===== RECORDS PROVIDED =====

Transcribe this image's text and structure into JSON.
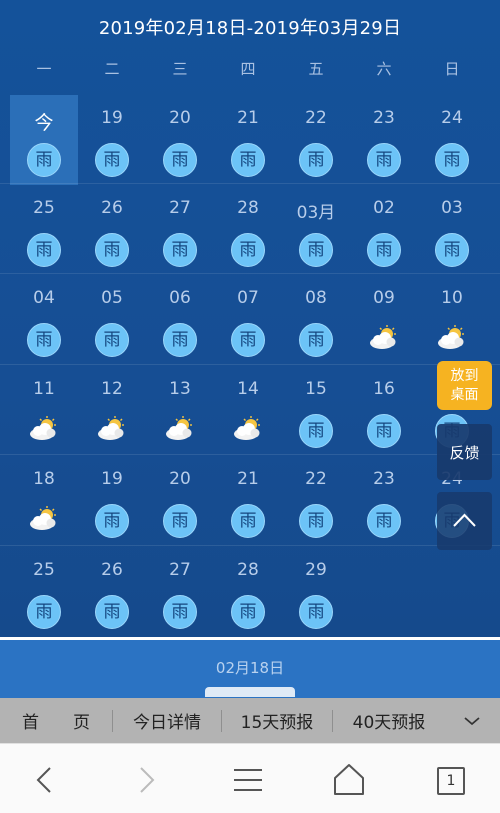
{
  "calendar": {
    "title": "2019年02月18日-2019年03月29日",
    "weekdays": [
      "一",
      "二",
      "三",
      "四",
      "五",
      "六",
      "日"
    ],
    "rain_label": "雨",
    "rows": [
      [
        {
          "label": "今",
          "weather": "rain",
          "today": true
        },
        {
          "label": "19",
          "weather": "rain"
        },
        {
          "label": "20",
          "weather": "rain"
        },
        {
          "label": "21",
          "weather": "rain"
        },
        {
          "label": "22",
          "weather": "rain"
        },
        {
          "label": "23",
          "weather": "rain"
        },
        {
          "label": "24",
          "weather": "rain"
        }
      ],
      [
        {
          "label": "25",
          "weather": "rain"
        },
        {
          "label": "26",
          "weather": "rain"
        },
        {
          "label": "27",
          "weather": "rain"
        },
        {
          "label": "28",
          "weather": "rain"
        },
        {
          "label": "03月",
          "weather": "rain"
        },
        {
          "label": "02",
          "weather": "rain"
        },
        {
          "label": "03",
          "weather": "rain"
        }
      ],
      [
        {
          "label": "04",
          "weather": "rain"
        },
        {
          "label": "05",
          "weather": "rain"
        },
        {
          "label": "06",
          "weather": "rain"
        },
        {
          "label": "07",
          "weather": "rain"
        },
        {
          "label": "08",
          "weather": "rain"
        },
        {
          "label": "09",
          "weather": "partly-cloudy"
        },
        {
          "label": "10",
          "weather": "partly-cloudy"
        }
      ],
      [
        {
          "label": "11",
          "weather": "partly-cloudy"
        },
        {
          "label": "12",
          "weather": "partly-cloudy"
        },
        {
          "label": "13",
          "weather": "partly-cloudy"
        },
        {
          "label": "14",
          "weather": "partly-cloudy"
        },
        {
          "label": "15",
          "weather": "rain"
        },
        {
          "label": "16",
          "weather": "rain"
        },
        {
          "label": "",
          "weather": "rain"
        }
      ],
      [
        {
          "label": "18",
          "weather": "partly-cloudy"
        },
        {
          "label": "19",
          "weather": "rain"
        },
        {
          "label": "20",
          "weather": "rain"
        },
        {
          "label": "21",
          "weather": "rain"
        },
        {
          "label": "22",
          "weather": "rain"
        },
        {
          "label": "23",
          "weather": "rain"
        },
        {
          "label": "24",
          "weather": "rain"
        }
      ],
      [
        {
          "label": "25",
          "weather": "rain"
        },
        {
          "label": "26",
          "weather": "rain"
        },
        {
          "label": "27",
          "weather": "rain"
        },
        {
          "label": "28",
          "weather": "rain"
        },
        {
          "label": "29",
          "weather": "rain"
        }
      ]
    ]
  },
  "floating": {
    "desktop_line1": "放到",
    "desktop_line2": "桌面",
    "feedback": "反馈",
    "back_to_top_icon": "chevron-up-icon"
  },
  "selected_date": "02月18日",
  "tabs": [
    "首　　页",
    "今日详情",
    "15天预报",
    "40天预报"
  ],
  "tabs_more_icon": "chevron-down-icon",
  "toolbar": {
    "back_icon": "back-arrow-icon",
    "forward_icon": "forward-arrow-icon",
    "menu_icon": "menu-icon",
    "home_icon": "home-icon",
    "tab_count": "1"
  },
  "colors": {
    "calendar_bg": "#14529a",
    "today_highlight": "#2b6fb8",
    "rain_badge": "#6cc3f7",
    "desktop_button": "#f6b321",
    "date_strip": "#2b73c3",
    "tabbar_bg": "#b3b3b3"
  }
}
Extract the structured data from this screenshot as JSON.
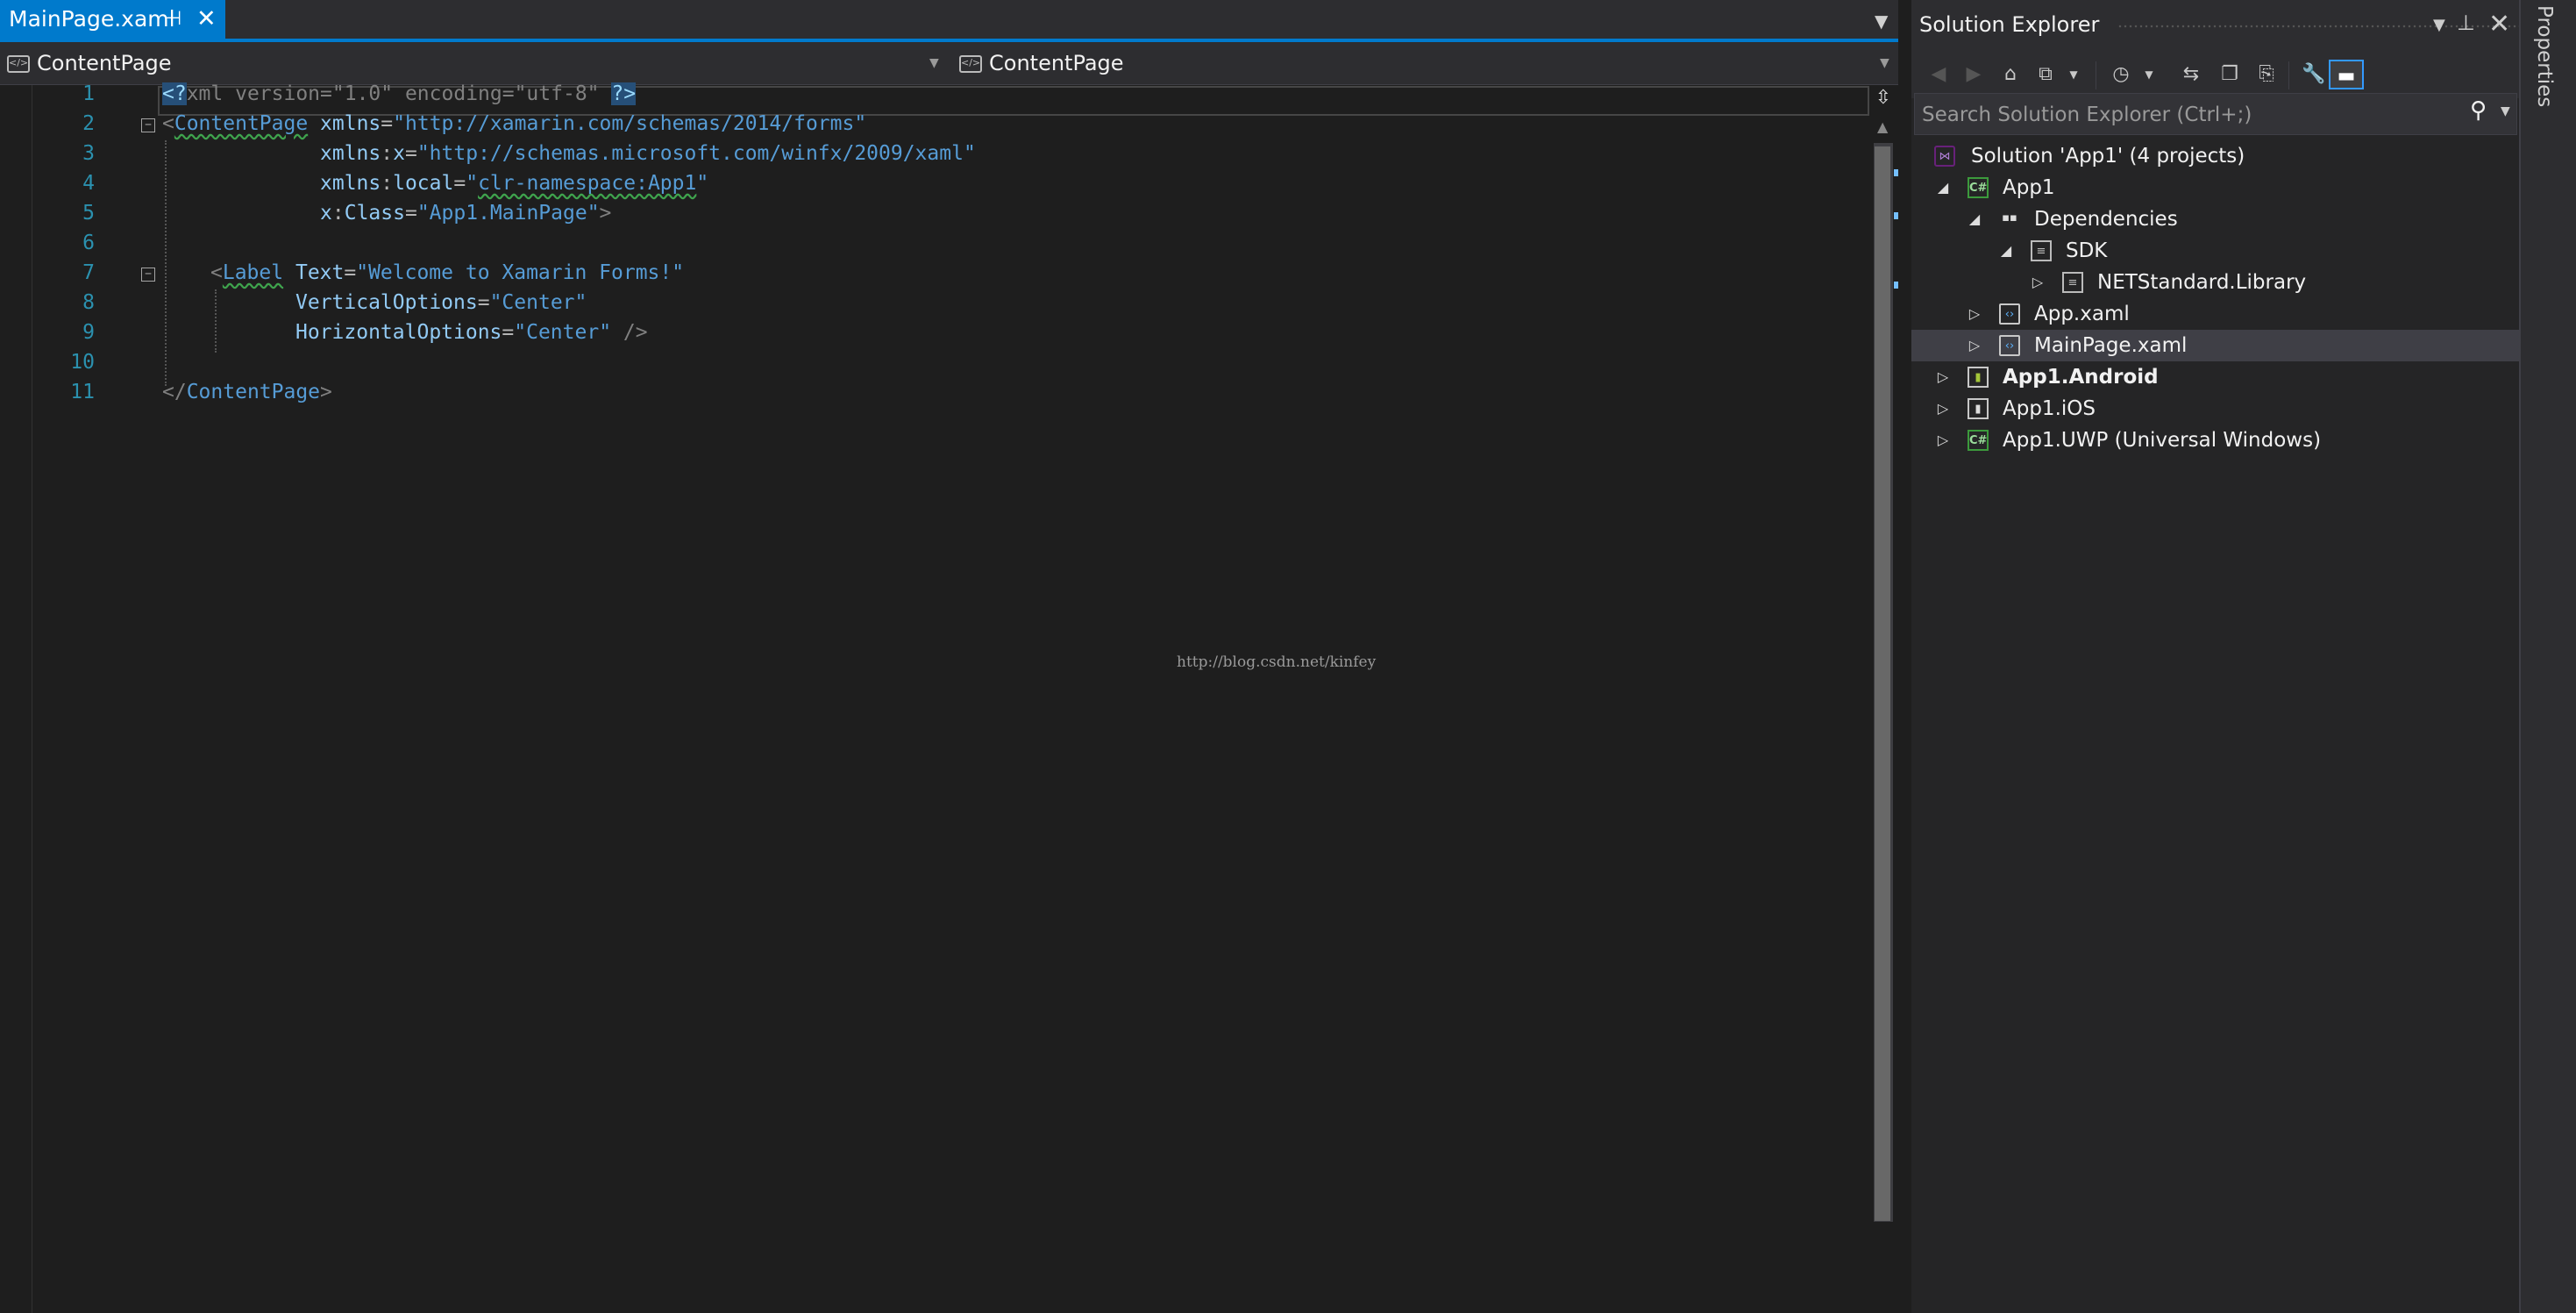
{
  "tab": {
    "title": "MainPage.xaml"
  },
  "navbar": {
    "left": "ContentPage",
    "right": "ContentPage"
  },
  "editor": {
    "line_numbers": [
      "1",
      "2",
      "3",
      "4",
      "5",
      "6",
      "7",
      "8",
      "9",
      "10",
      "11"
    ],
    "line1": {
      "pi_open": "<?",
      "body": "xml version=\"1.0\" encoding=\"utf-8\" ",
      "pi_close": "?>"
    },
    "line2": {
      "open": "<",
      "tag": "ContentPage",
      "attr": "xmlns",
      "eq": "=",
      "val": "\"http://xamarin.com/schemas/2014/forms\""
    },
    "line3": {
      "prefix": "xmlns",
      "colon": ":",
      "attr": "x",
      "eq": "=",
      "val": "\"http://schemas.microsoft.com/winfx/2009/xaml\""
    },
    "line4": {
      "prefix": "xmlns",
      "colon": ":",
      "attr": "local",
      "eq": "=",
      "q": "\"",
      "val": "clr-namespace:App1",
      "q2": "\""
    },
    "line5": {
      "prefix": "x",
      "colon": ":",
      "attr": "Class",
      "eq": "=",
      "val": "\"App1.MainPage\"",
      "close": ">"
    },
    "line7": {
      "open": "<",
      "tag": "Label",
      "attr": "Text",
      "eq": "=",
      "val": "\"Welcome to Xamarin Forms!\""
    },
    "line8": {
      "attr": "VerticalOptions",
      "eq": "=",
      "val": "\"Center\""
    },
    "line9": {
      "attr": "HorizontalOptions",
      "eq": "=",
      "val": "\"Center\"",
      "close": " />"
    },
    "line11": {
      "open": "</",
      "tag": "ContentPage",
      "close": ">"
    }
  },
  "watermark": "http://blog.csdn.net/kinfey",
  "solution_explorer": {
    "title": "Solution Explorer",
    "search_placeholder": "Search Solution Explorer (Ctrl+;)",
    "tree": [
      {
        "label": "Solution 'App1' (4 projects)",
        "icon": "solution-icon"
      },
      {
        "label": "App1",
        "icon": "csharp-project-icon"
      },
      {
        "label": "Dependencies",
        "icon": "dependencies-icon"
      },
      {
        "label": "SDK",
        "icon": "sdk-icon"
      },
      {
        "label": "NETStandard.Library",
        "icon": "package-icon"
      },
      {
        "label": "App.xaml",
        "icon": "xaml-file-icon"
      },
      {
        "label": "MainPage.xaml",
        "icon": "xaml-file-icon"
      },
      {
        "label": "App1.Android",
        "icon": "android-project-icon"
      },
      {
        "label": "App1.iOS",
        "icon": "ios-project-icon"
      },
      {
        "label": "App1.UWP (Universal Windows)",
        "icon": "csharp-project-icon"
      }
    ]
  },
  "properties_tab": "Properties",
  "colors": {
    "accent": "#007acc",
    "background": "#1e1e1e",
    "panel": "#252526",
    "selection_row": "#3f3f46"
  }
}
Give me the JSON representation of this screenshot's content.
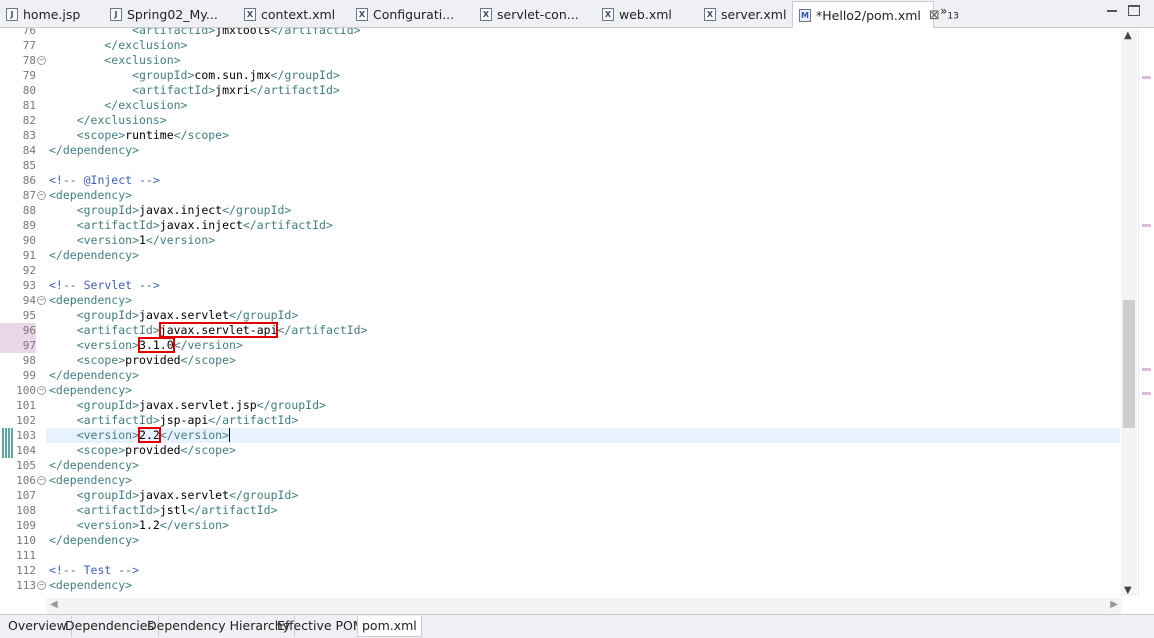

=====

# WORK TO DO
Work out how many lines of the data above hold the word "xaml", and write only the count.

# EXERCISE RESULT
6